Work to be completed →
Report the number of lines that include "每天都会把自己的衣服折叠的整整齐齐", with no additional text.

Material for the task →
------------

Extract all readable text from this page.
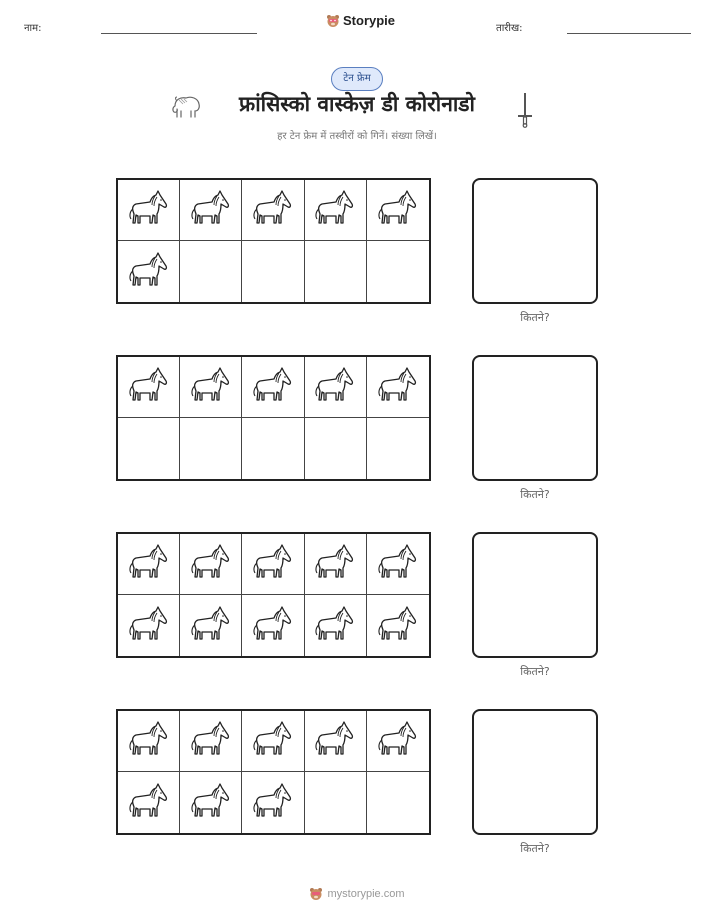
नाम:
Storypie
तारीख:
टेन फ्रेम
फ्रांसिस्को वास्केज़ डी कोरोनाडो
हर टेन फ्रेम में तस्वीरों को गिनें। संख्या लिखें।
कितने?
कितने?
कितने?
कितने?
mystorypie.com
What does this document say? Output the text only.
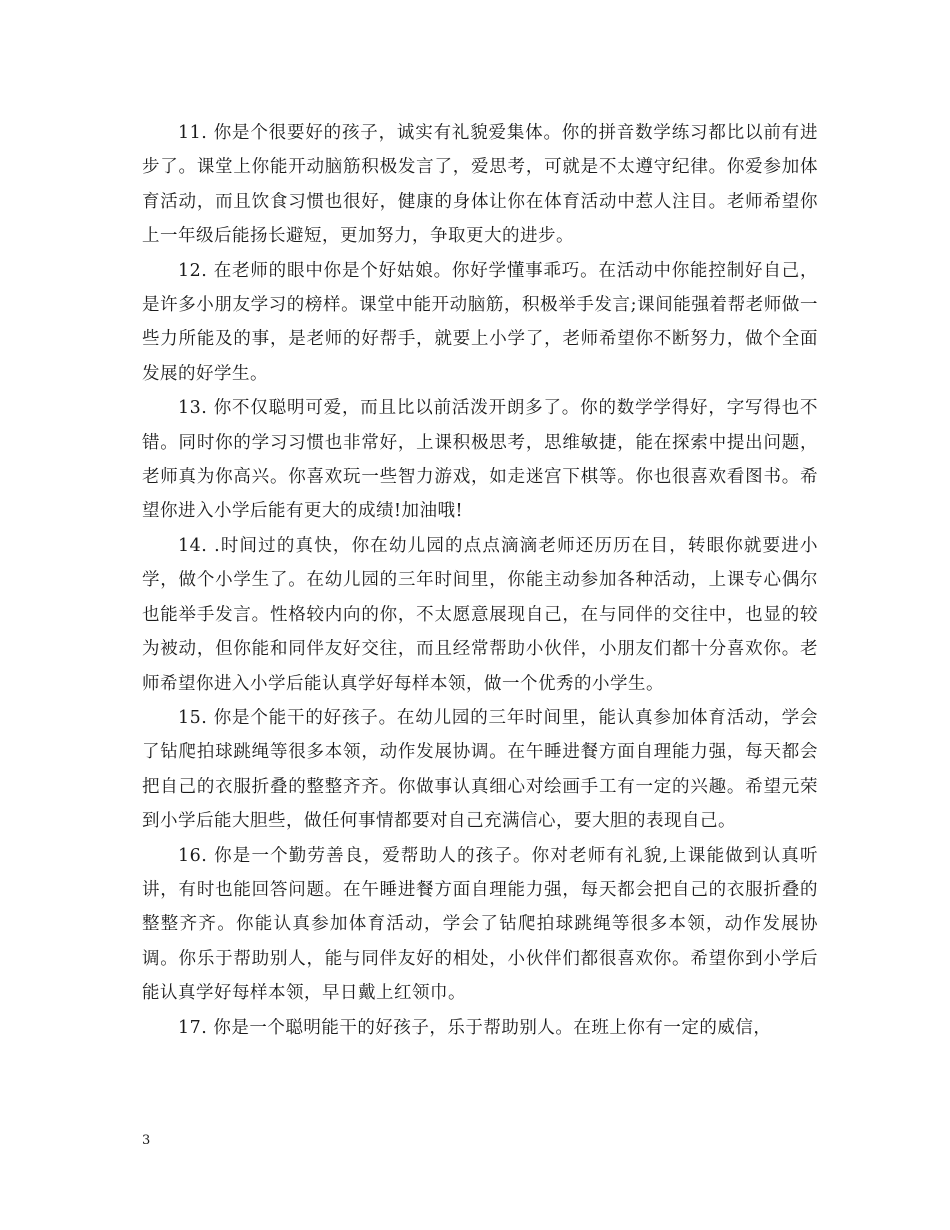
11. 你是个很要好的孩子，诚实有礼貌爱集体。你的拼音数学练习都比以前有进步了。课堂上你能开动脑筋积极发言了，爱思考，可就是不太遵守纪律。你爱参加体育活动，而且饮食习惯也很好，健康的身体让你在体育活动中惹人注目。老师希望你上一年级后能扬长避短，更加努力，争取更大的进步。

12. 在老师的眼中你是个好姑娘。你好学懂事乖巧。在活动中你能控制好自己，是许多小朋友学习的榜样。课堂中能开动脑筋，积极举手发言;课间能强着帮老师做一些力所能及的事，是老师的好帮手，就要上小学了，老师希望你不断努力，做个全面发展的好学生。

13. 你不仅聪明可爱，而且比以前活泼开朗多了。你的数学学得好，字写得也不错。同时你的学习习惯也非常好，上课积极思考，思维敏捷，能在探索中提出问题，老师真为你高兴。你喜欢玩一些智力游戏，如走迷宫下棋等。你也很喜欢看图书。希望你进入小学后能有更大的成绩!加油哦!

14. .时间过的真快，你在幼儿园的点点滴滴老师还历历在目，转眼你就要进小学，做个小学生了。在幼儿园的三年时间里，你能主动参加各种活动，上课专心偶尔也能举手发言。性格较内向的你，不太愿意展现自己，在与同伴的交往中，也显的较为被动，但你能和同伴友好交往，而且经常帮助小伙伴，小朋友们都十分喜欢你。老师希望你进入小学后能认真学好每样本领，做一个优秀的小学生。

15. 你是个能干的好孩子。在幼儿园的三年时间里，能认真参加体育活动，学会了钻爬拍球跳绳等很多本领，动作发展协调。在午睡进餐方面自理能力强，每天都会把自己的衣服折叠的整整齐齐。你做事认真细心对绘画手工有一定的兴趣。希望元荣到小学后能大胆些，做任何事情都要对自己充满信心，要大胆的表现自己。

16. 你是一个勤劳善良，爱帮助人的孩子。你对老师有礼貌,上课能做到认真听讲，有时也能回答问题。在午睡进餐方面自理能力强，每天都会把自己的衣服折叠的整整齐齐。你能认真参加体育活动，学会了钻爬拍球跳绳等很多本领，动作发展协调。你乐于帮助别人，能与同伴友好的相处，小伙伴们都很喜欢你。希望你到小学后能认真学好每样本领，早日戴上红领巾。

17. 你是一个聪明能干的好孩子，乐于帮助别人。在班上你有一定的威信，

3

------------

Correct output →
2